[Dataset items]
- - - - - - -
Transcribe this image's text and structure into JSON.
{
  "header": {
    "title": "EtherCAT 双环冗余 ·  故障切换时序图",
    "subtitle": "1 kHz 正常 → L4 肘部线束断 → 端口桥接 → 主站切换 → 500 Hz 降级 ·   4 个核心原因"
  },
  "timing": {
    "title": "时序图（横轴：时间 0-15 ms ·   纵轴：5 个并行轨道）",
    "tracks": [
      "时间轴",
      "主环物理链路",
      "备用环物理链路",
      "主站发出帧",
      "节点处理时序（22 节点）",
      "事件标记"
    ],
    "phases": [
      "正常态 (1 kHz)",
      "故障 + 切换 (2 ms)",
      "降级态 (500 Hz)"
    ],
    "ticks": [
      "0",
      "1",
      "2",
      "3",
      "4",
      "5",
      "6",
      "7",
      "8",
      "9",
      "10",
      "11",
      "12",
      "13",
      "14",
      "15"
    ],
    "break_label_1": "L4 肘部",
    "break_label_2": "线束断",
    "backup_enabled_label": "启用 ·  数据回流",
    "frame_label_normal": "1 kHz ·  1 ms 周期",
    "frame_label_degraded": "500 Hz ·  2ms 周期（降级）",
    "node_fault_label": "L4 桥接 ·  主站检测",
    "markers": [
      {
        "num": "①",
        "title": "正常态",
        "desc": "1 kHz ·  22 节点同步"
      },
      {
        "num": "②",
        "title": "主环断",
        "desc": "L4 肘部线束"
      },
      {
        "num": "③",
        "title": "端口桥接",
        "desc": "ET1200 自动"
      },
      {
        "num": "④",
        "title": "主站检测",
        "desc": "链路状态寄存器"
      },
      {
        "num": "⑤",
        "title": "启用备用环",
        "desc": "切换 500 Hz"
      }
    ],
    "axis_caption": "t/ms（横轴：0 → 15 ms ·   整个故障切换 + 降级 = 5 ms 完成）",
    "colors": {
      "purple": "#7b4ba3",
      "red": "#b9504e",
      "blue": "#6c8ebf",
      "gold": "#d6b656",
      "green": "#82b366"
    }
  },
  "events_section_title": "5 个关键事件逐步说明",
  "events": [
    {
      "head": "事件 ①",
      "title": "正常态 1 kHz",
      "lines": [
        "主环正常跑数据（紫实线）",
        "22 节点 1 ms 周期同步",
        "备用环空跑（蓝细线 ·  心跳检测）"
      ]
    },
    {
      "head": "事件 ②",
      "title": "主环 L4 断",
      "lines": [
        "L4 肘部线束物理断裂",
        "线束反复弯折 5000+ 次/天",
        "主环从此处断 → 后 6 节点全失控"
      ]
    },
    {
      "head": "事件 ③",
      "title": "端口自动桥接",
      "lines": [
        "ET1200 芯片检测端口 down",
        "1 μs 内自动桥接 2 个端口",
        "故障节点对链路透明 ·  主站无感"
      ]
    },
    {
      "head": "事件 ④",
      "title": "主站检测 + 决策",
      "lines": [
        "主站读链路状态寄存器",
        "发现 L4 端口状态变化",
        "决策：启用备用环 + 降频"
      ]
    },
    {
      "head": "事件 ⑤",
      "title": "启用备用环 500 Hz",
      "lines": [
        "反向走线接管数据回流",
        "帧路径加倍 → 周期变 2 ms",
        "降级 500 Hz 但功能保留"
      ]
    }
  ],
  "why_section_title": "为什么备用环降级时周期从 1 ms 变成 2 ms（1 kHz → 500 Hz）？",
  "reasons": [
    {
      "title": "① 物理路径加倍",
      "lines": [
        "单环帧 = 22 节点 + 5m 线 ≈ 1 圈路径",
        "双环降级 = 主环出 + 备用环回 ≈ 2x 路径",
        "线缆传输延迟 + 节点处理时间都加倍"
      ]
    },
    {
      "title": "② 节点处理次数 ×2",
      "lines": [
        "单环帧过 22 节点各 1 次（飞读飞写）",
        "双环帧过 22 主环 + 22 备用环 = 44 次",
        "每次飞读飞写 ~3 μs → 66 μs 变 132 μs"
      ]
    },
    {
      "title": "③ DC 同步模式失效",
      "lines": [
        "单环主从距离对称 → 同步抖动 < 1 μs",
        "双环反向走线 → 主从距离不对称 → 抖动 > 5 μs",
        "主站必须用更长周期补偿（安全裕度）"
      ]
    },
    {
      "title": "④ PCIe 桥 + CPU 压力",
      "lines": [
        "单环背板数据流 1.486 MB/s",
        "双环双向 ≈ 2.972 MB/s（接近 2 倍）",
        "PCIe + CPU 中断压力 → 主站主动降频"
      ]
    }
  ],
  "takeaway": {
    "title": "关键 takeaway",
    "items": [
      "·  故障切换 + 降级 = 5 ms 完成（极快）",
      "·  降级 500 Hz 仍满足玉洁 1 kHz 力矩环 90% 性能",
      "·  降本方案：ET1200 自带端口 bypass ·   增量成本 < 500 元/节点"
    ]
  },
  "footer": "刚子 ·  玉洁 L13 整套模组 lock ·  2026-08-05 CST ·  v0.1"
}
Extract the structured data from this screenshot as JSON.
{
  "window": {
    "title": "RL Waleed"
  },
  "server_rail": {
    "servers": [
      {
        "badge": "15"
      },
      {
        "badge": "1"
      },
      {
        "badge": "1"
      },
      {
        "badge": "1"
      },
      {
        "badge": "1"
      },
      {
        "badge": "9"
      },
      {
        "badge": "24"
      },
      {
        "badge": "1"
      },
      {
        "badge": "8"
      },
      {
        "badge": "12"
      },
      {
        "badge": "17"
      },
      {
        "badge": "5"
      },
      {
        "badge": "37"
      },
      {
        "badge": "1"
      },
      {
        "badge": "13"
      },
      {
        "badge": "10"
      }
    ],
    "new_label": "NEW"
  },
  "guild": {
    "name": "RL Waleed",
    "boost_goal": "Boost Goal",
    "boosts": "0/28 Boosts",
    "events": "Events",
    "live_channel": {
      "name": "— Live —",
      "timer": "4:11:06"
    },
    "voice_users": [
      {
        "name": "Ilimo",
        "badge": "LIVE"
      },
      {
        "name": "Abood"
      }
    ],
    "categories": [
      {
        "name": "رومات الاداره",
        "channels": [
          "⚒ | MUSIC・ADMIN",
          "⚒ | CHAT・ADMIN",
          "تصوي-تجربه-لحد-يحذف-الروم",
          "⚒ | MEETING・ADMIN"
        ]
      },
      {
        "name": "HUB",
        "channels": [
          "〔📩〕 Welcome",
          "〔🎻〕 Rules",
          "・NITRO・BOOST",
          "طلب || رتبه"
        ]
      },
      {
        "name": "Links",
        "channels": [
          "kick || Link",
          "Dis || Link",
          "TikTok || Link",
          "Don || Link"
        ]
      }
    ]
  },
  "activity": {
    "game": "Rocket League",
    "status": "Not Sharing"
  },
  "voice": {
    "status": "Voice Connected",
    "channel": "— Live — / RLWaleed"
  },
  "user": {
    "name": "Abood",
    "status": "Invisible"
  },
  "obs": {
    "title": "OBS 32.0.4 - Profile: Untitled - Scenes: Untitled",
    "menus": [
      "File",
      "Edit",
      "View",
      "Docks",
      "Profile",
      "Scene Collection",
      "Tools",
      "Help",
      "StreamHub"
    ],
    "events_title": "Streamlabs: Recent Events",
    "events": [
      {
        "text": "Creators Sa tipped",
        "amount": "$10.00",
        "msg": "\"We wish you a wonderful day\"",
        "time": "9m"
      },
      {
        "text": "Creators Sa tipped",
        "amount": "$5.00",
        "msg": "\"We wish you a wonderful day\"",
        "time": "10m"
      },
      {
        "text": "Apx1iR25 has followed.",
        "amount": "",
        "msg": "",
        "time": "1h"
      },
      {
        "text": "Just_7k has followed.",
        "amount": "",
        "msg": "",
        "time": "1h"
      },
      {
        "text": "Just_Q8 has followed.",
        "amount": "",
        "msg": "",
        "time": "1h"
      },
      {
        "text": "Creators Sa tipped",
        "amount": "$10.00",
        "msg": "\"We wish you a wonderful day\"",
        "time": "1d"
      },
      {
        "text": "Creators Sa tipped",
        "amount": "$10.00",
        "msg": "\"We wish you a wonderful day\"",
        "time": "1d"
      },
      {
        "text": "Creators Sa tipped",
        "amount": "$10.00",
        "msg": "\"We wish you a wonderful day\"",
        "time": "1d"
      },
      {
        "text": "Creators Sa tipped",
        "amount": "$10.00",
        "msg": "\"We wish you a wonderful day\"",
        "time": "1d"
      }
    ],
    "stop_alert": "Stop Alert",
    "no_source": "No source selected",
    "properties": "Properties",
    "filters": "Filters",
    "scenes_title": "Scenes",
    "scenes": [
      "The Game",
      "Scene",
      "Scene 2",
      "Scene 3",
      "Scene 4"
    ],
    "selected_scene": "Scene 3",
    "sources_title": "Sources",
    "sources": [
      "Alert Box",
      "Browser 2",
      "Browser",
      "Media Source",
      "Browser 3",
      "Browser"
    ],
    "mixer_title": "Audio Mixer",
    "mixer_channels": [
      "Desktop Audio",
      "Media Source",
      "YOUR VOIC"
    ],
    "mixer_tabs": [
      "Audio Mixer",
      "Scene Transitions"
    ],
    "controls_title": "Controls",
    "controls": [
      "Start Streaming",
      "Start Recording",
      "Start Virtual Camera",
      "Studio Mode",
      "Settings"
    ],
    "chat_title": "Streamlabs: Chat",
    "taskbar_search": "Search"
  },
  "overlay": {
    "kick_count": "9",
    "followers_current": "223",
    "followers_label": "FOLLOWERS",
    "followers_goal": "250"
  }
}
- - - - - - -
Scan the material above. Copy each line that holds the word "Audio".

_Output of the exercise:_
    "mixer_title": "Audio Mixer",
      "Desktop Audio",
      "Audio Mixer",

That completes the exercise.